▶ _SET EXERCISE_: Within the records below, find each line that holds the string "katılım", then copy it.

**** RECORDS PROVIDED

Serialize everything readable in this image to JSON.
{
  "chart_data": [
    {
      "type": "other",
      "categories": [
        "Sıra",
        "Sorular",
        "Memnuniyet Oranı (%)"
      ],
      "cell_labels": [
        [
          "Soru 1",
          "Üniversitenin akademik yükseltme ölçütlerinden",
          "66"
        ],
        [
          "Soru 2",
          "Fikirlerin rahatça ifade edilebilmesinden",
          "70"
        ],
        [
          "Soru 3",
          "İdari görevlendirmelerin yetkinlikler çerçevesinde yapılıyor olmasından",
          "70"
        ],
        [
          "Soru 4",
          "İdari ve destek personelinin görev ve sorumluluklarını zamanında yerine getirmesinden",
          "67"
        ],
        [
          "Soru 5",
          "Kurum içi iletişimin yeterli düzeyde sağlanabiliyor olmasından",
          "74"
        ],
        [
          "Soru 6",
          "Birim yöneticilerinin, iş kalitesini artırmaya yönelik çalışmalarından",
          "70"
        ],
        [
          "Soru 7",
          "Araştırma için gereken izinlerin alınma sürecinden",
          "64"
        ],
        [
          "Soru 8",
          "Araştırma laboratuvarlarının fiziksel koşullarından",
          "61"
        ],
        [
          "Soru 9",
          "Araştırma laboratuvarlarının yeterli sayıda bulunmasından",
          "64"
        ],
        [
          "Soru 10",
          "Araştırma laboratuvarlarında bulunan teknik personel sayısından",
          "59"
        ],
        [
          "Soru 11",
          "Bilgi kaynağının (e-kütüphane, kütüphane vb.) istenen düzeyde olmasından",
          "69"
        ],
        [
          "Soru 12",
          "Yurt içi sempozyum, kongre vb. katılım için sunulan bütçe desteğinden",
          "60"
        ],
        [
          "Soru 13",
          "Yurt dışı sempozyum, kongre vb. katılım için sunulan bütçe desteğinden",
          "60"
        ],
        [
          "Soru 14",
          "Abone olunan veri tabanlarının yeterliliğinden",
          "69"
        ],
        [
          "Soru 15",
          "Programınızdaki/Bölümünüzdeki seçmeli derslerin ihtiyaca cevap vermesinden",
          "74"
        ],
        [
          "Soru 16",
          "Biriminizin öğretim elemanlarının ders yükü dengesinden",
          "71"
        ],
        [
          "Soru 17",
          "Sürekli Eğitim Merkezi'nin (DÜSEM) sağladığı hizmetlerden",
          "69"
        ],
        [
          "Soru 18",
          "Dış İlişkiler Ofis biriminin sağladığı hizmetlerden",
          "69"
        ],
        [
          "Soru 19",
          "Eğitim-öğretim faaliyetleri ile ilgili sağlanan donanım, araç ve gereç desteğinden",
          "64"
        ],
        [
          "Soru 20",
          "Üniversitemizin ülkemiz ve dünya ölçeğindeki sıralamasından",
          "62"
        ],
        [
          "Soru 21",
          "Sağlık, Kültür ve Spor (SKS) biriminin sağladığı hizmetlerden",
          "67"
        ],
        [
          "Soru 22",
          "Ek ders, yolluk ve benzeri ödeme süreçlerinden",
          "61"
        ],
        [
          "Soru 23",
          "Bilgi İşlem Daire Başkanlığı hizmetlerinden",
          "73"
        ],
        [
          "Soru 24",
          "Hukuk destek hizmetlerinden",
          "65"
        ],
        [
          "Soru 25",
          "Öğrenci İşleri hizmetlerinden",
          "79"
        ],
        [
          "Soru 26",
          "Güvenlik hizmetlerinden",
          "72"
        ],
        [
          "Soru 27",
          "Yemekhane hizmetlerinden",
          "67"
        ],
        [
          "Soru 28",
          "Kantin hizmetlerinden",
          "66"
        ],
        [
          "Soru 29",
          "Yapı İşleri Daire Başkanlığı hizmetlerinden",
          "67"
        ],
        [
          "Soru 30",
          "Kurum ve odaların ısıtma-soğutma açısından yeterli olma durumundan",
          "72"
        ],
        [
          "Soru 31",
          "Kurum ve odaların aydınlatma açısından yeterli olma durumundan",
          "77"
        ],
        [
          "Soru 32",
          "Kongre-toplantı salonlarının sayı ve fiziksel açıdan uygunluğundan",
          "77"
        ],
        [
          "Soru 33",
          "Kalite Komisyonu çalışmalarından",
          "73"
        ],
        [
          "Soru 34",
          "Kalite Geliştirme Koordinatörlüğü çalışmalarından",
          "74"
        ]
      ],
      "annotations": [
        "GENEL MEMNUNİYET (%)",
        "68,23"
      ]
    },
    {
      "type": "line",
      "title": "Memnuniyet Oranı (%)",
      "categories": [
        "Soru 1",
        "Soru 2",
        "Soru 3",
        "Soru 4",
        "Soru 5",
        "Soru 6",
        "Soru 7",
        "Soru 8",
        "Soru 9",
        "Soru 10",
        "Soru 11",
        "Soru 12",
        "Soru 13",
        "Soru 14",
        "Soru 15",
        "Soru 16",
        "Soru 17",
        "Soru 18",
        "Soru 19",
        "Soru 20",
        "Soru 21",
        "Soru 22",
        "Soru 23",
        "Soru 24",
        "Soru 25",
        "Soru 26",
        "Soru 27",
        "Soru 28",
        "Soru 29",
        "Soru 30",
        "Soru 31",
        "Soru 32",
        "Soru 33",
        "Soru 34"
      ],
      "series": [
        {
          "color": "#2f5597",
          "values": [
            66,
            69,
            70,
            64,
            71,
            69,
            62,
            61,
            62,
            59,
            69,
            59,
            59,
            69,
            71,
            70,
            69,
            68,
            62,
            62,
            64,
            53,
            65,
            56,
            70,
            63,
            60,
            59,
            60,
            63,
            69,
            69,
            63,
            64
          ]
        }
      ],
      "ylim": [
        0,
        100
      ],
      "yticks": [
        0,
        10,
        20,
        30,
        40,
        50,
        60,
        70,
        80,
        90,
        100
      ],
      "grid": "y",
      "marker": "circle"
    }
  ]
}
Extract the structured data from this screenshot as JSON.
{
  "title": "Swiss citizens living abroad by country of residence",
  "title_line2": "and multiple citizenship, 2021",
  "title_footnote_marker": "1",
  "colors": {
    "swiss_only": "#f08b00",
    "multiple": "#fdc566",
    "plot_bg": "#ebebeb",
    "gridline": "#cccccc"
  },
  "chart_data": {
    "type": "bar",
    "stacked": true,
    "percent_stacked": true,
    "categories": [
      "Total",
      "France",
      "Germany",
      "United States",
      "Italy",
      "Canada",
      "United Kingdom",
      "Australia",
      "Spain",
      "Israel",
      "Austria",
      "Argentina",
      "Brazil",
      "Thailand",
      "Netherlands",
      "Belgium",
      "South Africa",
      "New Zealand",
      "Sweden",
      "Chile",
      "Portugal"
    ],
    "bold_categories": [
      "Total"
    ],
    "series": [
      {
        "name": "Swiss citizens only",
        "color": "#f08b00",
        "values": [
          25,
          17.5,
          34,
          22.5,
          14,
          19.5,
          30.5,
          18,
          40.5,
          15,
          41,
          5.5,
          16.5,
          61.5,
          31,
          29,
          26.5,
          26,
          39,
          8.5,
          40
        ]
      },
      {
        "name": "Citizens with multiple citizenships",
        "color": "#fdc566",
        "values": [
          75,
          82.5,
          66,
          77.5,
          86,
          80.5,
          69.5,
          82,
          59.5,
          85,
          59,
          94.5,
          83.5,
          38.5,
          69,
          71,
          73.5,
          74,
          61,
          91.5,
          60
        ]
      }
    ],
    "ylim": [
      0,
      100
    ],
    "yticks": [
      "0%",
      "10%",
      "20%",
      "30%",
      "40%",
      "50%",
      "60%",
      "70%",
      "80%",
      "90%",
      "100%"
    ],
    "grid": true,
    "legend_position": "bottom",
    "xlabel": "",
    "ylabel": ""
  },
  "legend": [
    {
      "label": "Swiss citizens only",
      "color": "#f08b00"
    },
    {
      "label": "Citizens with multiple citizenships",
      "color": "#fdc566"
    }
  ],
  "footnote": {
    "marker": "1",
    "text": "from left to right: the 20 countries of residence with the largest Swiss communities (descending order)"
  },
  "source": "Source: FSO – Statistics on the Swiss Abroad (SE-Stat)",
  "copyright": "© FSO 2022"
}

********

▶ _OUTPUT FOR THIS TASK_:
          "Yurt içi sempozyum, kongre vb. katılım için sunulan bütçe desteğinden",
          "Yurt dışı sempozyum, kongre vb. katılım için sunulan bütçe desteğinden",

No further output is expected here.